* start TASK INPUT *

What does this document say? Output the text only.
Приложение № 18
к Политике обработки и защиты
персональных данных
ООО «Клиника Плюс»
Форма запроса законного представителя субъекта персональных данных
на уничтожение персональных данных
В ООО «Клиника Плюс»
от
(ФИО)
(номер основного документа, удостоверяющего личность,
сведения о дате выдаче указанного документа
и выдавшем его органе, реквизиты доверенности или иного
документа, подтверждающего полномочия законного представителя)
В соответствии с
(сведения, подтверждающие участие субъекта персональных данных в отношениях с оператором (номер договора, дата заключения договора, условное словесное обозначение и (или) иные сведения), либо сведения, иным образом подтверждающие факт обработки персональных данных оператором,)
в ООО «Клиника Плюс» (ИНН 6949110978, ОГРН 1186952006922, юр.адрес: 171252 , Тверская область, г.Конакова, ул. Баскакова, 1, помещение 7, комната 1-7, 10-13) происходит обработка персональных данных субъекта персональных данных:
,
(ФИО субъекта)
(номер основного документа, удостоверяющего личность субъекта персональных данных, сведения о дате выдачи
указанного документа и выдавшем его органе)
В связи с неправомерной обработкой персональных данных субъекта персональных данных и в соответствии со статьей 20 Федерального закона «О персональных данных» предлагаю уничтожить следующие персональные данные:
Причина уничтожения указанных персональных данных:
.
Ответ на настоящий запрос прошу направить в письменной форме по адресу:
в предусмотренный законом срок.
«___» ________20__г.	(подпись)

* end TASK INPUT *

Repeat the listing above without any change.

» WRITTEN RESPONSE:
What does this document say? Output the text only.
Приложение № 18
к Политике обработки и защиты
персональных данных
ООО «Клиника Плюс»
Форма запроса законного представителя субъекта персональных данных
на уничтожение персональных данных
В ООО «Клиника Плюс»
от
(ФИО)
(номер основного документа, удостоверяющего личность,
сведения о дате выдаче указанного документа
и выдавшем его органе, реквизиты доверенности или иного
документа, подтверждающего полномочия законного представителя)
В соответствии с
(сведения, подтверждающие участие субъекта персональных данных в отношениях с оператором (номер договора, дата заключения договора, условное словесное обозначение и (или) иные сведения), либо сведения, иным образом подтверждающие факт обработки персональных данных оператором,)
в ООО «Клиника Плюс» (ИНН 6949110978, ОГРН 1186952006922, юр.адрес: 171252 , Тверская область, г.Конакова, ул. Баскакова, 1, помещение 7, комната 1-7, 10-13) происходит обработка персональных данных субъекта персональных данных:
,
(ФИО субъекта)
(номер основного документа, удостоверяющего личность субъекта персональных данных, сведения о дате выдачи
указанного документа и выдавшем его органе)
В связи с неправомерной обработкой персональных данных субъекта персональных данных и в соответствии со статьей 20 Федерального закона «О персональных данных» предлагаю уничтожить следующие персональные данные:
Причина уничтожения указанных персональных данных:
.
Ответ на настоящий запрос прошу направить в письменной форме по адресу:
в предусмотренный законом срок.
«___» ________20__г.	(подпись)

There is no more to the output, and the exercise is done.